▶

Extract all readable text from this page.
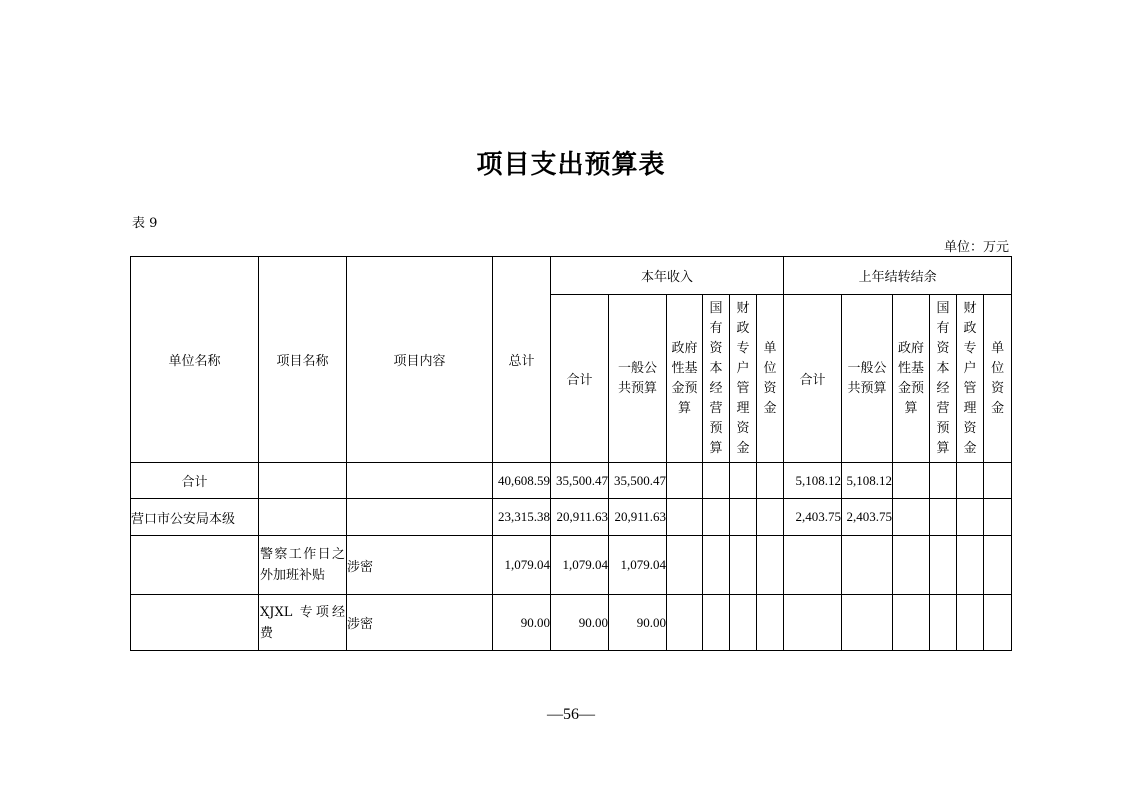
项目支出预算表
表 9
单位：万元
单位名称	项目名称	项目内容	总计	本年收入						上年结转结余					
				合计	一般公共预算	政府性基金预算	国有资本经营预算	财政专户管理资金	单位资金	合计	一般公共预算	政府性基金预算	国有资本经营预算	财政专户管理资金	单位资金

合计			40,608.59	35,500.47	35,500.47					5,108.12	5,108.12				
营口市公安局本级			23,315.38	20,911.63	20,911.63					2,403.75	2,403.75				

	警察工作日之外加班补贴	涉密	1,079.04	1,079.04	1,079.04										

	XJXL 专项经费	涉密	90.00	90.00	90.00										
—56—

◀
▶

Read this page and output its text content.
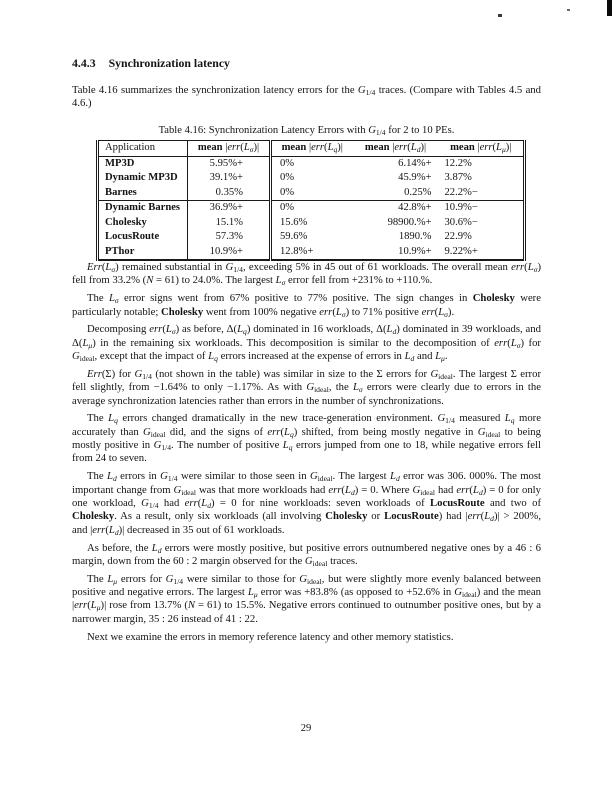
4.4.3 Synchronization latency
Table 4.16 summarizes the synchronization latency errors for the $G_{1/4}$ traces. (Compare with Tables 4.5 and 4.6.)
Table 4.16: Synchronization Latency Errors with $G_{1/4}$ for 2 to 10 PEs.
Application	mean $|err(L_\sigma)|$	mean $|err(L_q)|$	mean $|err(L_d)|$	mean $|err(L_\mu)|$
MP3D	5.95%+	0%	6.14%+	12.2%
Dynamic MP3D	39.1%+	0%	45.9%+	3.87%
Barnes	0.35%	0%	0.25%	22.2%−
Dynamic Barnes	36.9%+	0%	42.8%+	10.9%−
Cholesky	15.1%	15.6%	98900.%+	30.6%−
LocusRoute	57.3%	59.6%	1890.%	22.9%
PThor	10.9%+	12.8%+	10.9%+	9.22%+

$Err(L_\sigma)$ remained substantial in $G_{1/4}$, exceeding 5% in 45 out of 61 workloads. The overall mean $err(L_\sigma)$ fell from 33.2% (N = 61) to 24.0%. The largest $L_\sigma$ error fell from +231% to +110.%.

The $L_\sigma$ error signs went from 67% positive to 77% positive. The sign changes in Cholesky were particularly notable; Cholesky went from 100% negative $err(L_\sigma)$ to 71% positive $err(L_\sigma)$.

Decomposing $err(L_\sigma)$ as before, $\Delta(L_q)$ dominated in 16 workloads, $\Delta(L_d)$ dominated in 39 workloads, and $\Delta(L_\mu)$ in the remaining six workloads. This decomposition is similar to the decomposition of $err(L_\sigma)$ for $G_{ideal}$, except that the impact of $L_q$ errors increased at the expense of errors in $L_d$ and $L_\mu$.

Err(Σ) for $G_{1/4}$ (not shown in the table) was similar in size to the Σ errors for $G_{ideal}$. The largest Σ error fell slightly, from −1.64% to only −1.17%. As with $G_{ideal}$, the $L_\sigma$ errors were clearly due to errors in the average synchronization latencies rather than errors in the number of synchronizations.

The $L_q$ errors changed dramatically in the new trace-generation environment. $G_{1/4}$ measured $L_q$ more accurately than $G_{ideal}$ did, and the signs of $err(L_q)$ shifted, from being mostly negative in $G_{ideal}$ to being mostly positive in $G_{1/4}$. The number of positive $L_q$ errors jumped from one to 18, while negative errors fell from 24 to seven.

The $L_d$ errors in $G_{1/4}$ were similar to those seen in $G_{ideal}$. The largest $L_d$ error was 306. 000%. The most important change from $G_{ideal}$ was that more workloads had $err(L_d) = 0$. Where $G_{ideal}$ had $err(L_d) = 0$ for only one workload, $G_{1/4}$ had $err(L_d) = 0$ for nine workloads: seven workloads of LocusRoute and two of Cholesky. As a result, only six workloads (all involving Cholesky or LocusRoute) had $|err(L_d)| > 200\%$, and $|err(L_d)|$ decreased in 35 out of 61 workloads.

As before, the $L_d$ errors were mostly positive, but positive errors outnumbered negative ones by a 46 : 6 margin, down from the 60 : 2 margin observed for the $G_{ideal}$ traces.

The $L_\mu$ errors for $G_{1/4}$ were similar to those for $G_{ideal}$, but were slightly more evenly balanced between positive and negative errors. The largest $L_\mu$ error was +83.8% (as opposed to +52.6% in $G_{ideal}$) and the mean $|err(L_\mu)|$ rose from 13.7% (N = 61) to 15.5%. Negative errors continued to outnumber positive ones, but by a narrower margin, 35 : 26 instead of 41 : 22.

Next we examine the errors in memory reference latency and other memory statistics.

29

◀

§ Request: Extract from the material all lines containing the string "LocusRoute".

§ Response:
LocusRoute	57.3%	59.6%	1890.%	22.9%
The $L_d$ errors in $G_{1/4}$ were similar to those seen in $G_{ideal}$. The largest $L_d$ error was 306. 000%. The most important change from $G_{ideal}$ was that more workloads had $err(L_d) = 0$. Where $G_{ideal}$ had $err(L_d) = 0$ for only one workload, $G_{1/4}$ had $err(L_d) = 0$ for nine workloads: seven workloads of LocusRoute and two of Cholesky. As a result, only six workloads (all involving Cholesky or LocusRoute) had $|err(L_d)| > 200\%$, and $|err(L_d)|$ decreased in 35 out of 61 workloads.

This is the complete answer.